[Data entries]
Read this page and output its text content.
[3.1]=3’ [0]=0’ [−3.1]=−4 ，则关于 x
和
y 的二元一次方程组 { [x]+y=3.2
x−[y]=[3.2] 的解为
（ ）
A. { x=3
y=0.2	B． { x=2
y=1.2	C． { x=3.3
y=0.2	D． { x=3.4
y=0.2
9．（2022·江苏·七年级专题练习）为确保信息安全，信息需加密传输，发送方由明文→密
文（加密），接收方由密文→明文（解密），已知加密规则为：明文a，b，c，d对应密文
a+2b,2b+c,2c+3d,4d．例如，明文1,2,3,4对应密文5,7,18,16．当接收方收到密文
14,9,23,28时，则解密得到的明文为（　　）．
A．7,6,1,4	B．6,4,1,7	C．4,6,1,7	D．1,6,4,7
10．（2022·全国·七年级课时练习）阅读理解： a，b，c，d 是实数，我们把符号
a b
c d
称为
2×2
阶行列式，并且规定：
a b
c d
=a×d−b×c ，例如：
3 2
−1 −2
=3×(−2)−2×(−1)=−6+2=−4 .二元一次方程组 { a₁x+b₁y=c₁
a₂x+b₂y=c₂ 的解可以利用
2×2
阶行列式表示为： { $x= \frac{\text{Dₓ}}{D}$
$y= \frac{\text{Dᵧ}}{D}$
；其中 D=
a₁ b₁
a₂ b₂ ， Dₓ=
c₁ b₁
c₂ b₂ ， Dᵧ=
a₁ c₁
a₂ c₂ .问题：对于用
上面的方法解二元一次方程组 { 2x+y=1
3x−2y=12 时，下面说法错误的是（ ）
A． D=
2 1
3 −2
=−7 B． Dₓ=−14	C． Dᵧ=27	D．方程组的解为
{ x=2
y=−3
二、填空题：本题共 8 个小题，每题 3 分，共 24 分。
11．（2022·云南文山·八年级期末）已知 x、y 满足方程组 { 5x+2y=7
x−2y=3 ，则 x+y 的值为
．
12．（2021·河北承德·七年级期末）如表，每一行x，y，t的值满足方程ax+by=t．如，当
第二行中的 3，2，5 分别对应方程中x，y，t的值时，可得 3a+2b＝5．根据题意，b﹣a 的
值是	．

Written exercise - Using the data above, reproduce every line exactly.

Output of the task -
Read this page and output its text content.
[3.1]=3’ [0]=0’ [−3.1]=−4 ，则关于 x
和
y 的二元一次方程组 { [x]+y=3.2
x−[y]=[3.2] 的解为
（ ）
A. { x=3
y=0.2	B． { x=2
y=1.2	C． { x=3.3
y=0.2	D． { x=3.4
y=0.2
9．（2022·江苏·七年级专题练习）为确保信息安全，信息需加密传输，发送方由明文→密
文（加密），接收方由密文→明文（解密），已知加密规则为：明文a，b，c，d对应密文
a+2b,2b+c,2c+3d,4d．例如，明文1,2,3,4对应密文5,7,18,16．当接收方收到密文
14,9,23,28时，则解密得到的明文为（　　）．
A．7,6,1,4	B．6,4,1,7	C．4,6,1,7	D．1,6,4,7
10．（2022·全国·七年级课时练习）阅读理解： a，b，c，d 是实数，我们把符号
a b
c d
称为
2×2
阶行列式，并且规定：
a b
c d
=a×d−b×c ，例如：
3 2
−1 −2
=3×(−2)−2×(−1)=−6+2=−4 .二元一次方程组 { a₁x+b₁y=c₁
a₂x+b₂y=c₂ 的解可以利用
2×2
阶行列式表示为： { $x= \frac{\text{Dₓ}}{D}$
$y= \frac{\text{Dᵧ}}{D}$
；其中 D=
a₁ b₁
a₂ b₂ ， Dₓ=
c₁ b₁
c₂ b₂ ， Dᵧ=
a₁ c₁
a₂ c₂ .问题：对于用
上面的方法解二元一次方程组 { 2x+y=1
3x−2y=12 时，下面说法错误的是（ ）
A． D=
2 1
3 −2
=−7 B． Dₓ=−14	C． Dᵧ=27	D．方程组的解为
{ x=2
y=−3
二、填空题：本题共 8 个小题，每题 3 分，共 24 分。
11．（2022·云南文山·八年级期末）已知 x、y 满足方程组 { 5x+2y=7
x−2y=3 ，则 x+y 的值为
．
12．（2021·河北承德·七年级期末）如表，每一行x，y，t的值满足方程ax+by=t．如，当
第二行中的 3，2，5 分别对应方程中x，y，t的值时，可得 3a+2b＝5．根据题意，b﹣a 的
值是	．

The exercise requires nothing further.